>> BEGIN

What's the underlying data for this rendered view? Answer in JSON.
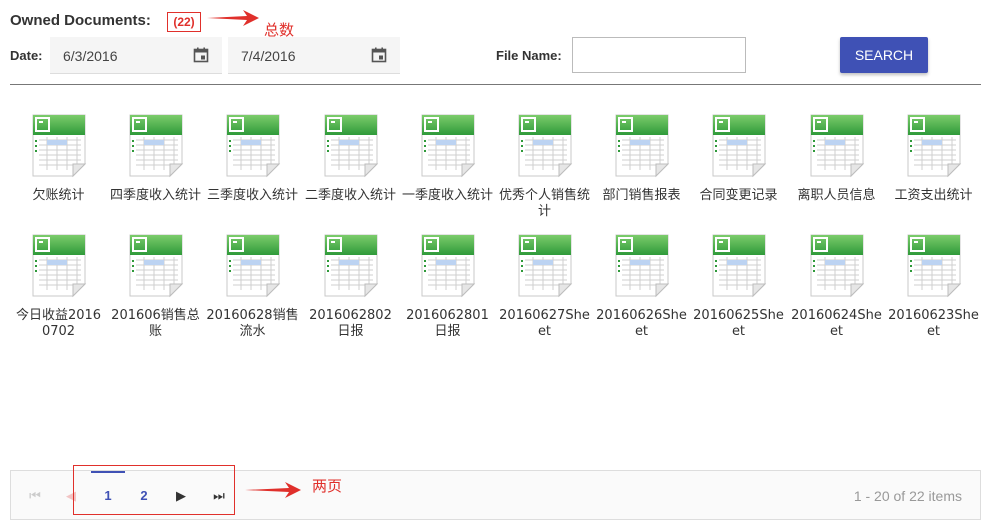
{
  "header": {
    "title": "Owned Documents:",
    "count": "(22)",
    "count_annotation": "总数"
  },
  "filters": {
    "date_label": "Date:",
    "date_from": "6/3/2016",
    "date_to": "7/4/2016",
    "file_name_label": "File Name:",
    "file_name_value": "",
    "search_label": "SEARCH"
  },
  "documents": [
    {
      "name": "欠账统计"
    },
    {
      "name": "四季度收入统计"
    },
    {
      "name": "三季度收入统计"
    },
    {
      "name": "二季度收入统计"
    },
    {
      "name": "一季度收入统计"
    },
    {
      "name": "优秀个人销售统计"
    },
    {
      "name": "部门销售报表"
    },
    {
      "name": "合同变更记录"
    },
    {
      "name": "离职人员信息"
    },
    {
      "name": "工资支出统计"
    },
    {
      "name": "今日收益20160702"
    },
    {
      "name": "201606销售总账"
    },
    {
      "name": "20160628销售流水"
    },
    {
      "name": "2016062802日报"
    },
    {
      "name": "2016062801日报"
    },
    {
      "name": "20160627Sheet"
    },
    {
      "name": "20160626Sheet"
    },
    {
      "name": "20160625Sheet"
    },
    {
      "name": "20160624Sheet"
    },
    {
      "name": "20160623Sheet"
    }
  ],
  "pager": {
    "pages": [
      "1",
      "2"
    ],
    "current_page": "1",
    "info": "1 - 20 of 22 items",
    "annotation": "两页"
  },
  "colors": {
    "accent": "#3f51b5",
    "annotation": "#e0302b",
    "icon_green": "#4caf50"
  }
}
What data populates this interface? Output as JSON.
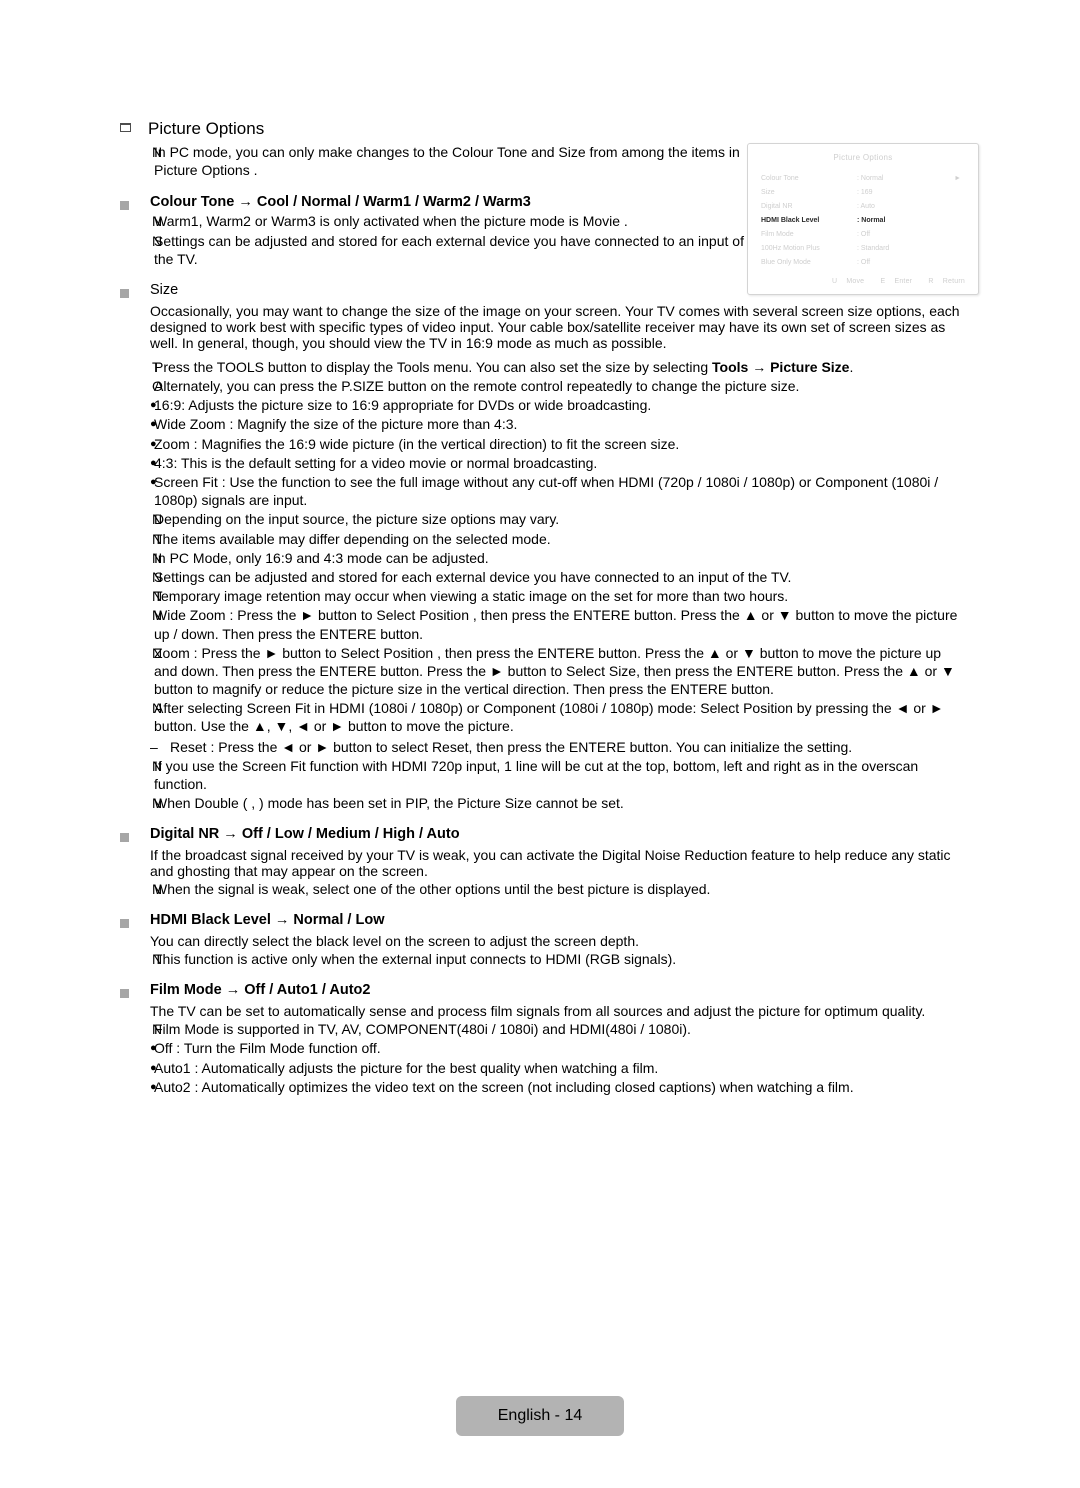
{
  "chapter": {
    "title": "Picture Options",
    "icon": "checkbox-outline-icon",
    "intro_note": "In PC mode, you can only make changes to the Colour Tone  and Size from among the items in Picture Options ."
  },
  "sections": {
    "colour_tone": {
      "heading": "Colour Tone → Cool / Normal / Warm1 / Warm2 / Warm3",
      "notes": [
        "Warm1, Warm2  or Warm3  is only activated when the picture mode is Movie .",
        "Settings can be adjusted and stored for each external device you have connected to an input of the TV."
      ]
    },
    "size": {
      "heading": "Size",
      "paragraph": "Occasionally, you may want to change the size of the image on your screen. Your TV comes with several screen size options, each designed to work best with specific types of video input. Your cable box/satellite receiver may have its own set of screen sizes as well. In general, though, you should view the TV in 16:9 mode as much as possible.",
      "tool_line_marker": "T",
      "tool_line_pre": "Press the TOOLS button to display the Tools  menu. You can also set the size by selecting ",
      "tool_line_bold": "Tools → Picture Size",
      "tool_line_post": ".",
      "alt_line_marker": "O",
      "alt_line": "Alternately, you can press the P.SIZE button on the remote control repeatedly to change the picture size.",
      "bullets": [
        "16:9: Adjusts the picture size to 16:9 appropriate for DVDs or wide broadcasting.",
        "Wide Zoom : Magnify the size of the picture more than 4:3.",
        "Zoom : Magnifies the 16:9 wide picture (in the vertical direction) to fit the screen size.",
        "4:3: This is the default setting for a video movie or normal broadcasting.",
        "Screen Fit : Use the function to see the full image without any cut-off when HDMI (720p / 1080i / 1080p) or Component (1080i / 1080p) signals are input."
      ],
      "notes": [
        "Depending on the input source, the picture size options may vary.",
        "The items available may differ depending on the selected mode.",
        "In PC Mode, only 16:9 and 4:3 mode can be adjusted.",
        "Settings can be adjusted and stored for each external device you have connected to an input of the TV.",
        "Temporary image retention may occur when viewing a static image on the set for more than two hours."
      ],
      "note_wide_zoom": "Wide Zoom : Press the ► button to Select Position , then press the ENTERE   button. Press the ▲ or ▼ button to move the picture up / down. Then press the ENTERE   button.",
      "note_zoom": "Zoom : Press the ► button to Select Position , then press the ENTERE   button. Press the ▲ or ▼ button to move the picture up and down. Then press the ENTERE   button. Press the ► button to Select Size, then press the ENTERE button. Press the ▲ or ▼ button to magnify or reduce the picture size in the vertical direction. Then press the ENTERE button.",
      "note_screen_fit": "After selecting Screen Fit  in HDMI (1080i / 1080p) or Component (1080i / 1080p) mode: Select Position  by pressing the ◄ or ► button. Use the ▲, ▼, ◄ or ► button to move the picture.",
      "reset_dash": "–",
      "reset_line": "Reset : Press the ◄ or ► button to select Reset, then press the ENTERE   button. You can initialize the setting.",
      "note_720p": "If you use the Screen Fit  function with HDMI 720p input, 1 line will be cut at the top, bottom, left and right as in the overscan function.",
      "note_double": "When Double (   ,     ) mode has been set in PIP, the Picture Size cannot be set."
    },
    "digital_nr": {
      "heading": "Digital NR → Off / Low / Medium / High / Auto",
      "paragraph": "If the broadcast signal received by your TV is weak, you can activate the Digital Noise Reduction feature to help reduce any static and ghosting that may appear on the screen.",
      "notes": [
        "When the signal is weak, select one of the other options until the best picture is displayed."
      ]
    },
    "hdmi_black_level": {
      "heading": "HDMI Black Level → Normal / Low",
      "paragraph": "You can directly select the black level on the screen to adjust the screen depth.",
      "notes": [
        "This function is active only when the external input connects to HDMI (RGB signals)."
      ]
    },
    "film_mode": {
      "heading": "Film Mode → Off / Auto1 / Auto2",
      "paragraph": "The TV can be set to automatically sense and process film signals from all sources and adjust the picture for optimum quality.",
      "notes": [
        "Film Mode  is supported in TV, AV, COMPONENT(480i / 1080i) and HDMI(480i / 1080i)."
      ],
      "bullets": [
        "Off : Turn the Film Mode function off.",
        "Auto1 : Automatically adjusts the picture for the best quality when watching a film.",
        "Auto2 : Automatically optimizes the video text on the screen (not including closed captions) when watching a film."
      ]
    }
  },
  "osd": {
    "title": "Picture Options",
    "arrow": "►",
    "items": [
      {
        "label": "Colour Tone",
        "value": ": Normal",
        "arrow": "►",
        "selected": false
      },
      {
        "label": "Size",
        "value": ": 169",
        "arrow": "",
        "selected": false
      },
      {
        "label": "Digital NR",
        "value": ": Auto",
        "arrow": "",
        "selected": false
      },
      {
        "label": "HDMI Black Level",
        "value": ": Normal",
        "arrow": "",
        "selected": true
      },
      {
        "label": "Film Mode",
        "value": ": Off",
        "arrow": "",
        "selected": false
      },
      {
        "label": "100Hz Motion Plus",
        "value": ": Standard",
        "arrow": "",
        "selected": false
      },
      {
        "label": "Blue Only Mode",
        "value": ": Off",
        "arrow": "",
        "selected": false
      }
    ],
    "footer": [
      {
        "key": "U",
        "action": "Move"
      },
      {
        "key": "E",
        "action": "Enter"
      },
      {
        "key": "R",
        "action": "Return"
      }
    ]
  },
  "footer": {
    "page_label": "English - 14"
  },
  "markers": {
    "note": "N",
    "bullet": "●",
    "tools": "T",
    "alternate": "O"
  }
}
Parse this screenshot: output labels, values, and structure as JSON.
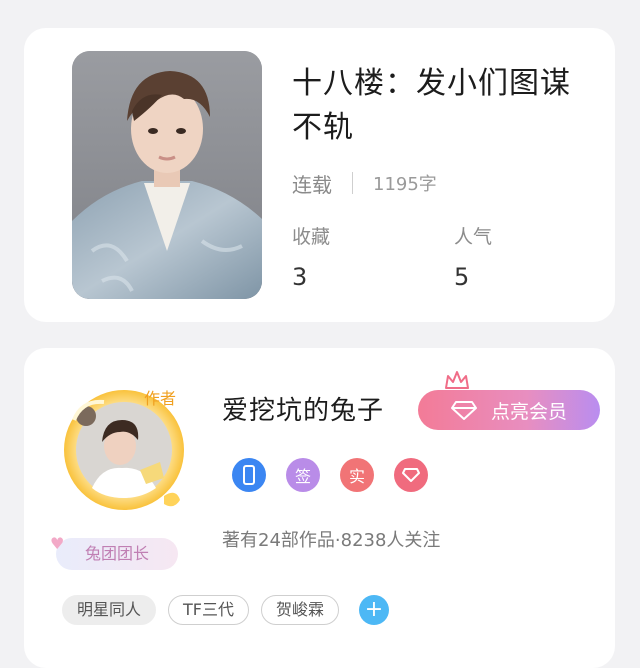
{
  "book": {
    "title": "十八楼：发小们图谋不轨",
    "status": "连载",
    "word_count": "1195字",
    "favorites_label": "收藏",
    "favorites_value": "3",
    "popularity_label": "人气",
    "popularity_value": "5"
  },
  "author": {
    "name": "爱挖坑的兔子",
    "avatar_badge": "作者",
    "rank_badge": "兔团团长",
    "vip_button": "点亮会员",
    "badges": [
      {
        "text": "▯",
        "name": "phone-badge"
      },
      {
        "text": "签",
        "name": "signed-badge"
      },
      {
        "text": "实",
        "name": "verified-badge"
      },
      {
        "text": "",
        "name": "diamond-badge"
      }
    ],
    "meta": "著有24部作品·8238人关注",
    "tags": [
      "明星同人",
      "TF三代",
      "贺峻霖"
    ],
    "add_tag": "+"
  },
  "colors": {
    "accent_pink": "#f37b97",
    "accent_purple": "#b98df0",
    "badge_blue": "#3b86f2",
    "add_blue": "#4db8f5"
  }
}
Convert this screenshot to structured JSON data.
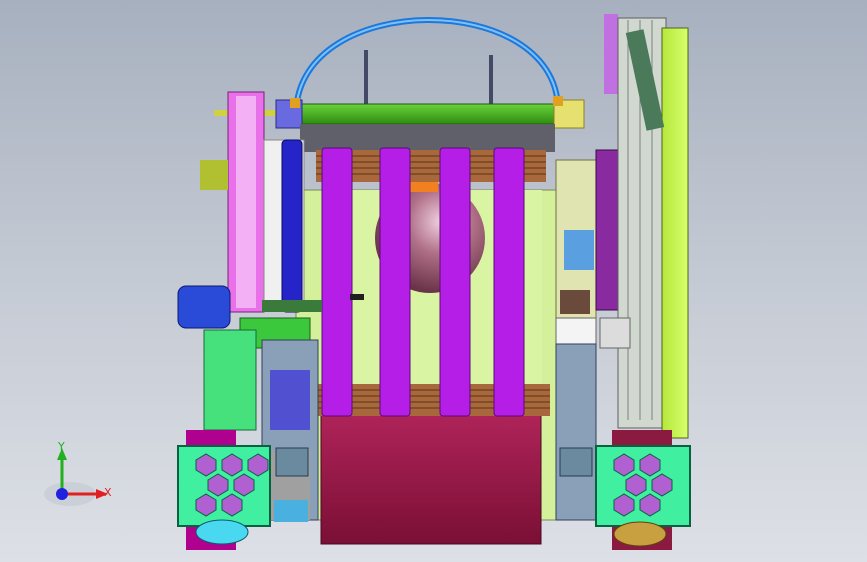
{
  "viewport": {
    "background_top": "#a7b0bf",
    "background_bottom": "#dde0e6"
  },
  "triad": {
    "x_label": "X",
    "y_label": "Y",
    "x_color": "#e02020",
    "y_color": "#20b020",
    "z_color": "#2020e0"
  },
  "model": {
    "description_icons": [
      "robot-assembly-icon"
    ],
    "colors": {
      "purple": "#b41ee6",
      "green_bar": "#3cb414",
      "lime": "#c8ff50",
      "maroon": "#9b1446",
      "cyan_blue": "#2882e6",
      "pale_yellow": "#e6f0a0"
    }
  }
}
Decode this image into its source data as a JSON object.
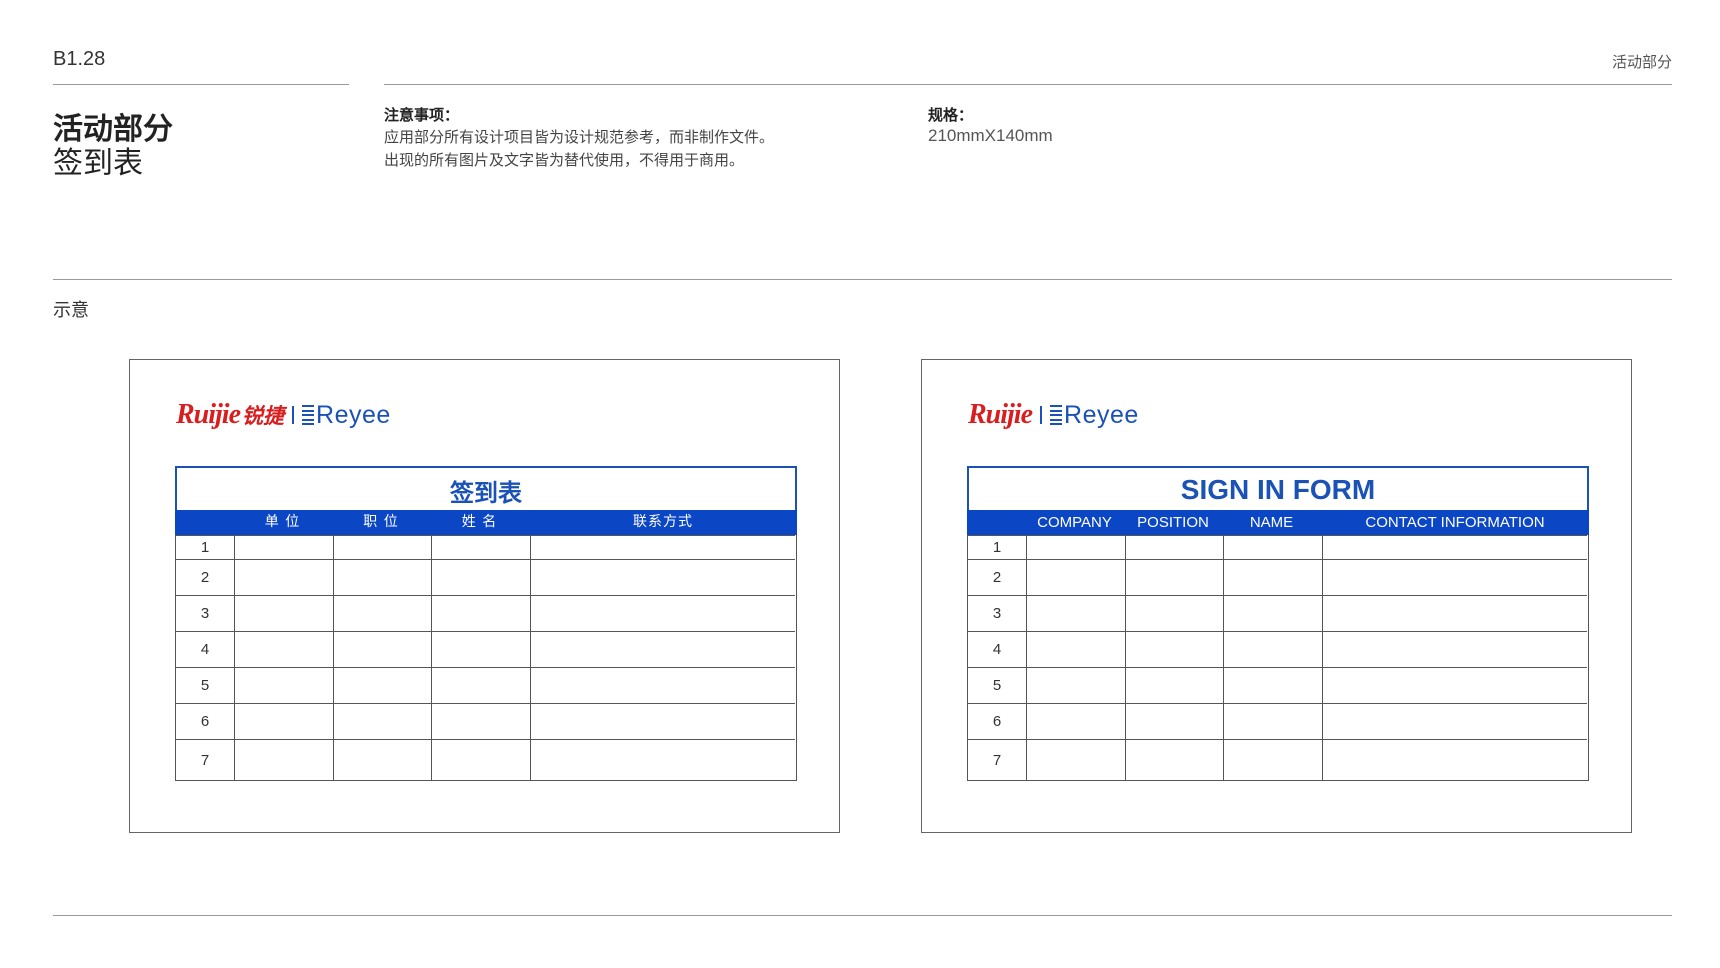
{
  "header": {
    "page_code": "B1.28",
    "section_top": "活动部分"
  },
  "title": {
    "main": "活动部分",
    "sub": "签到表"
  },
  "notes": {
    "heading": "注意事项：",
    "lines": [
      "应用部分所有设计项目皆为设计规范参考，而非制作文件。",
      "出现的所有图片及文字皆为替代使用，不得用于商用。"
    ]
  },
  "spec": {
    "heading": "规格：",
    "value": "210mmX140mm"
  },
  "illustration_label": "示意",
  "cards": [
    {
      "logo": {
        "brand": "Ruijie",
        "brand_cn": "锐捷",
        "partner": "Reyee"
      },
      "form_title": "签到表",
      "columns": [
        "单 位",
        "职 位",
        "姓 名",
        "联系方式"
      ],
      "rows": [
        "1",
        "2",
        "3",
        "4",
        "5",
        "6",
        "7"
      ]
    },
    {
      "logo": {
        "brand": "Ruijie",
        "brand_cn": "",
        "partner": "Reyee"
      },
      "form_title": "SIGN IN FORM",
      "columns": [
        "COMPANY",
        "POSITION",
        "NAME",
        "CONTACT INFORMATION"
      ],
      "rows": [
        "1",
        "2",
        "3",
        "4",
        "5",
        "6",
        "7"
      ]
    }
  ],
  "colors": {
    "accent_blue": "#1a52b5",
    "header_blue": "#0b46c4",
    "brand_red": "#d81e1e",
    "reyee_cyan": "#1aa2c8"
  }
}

>> END

## Given problem:
Pick out the lines containing the string "quality" and show them.

## Answer to this problem:
      "paragraph": "The TV can be set to automatically sense and process film signals from all sources and adjust the picture for optimum quality.",
        "Auto1 : Automatically adjusts the picture for the best quality when watching a film.",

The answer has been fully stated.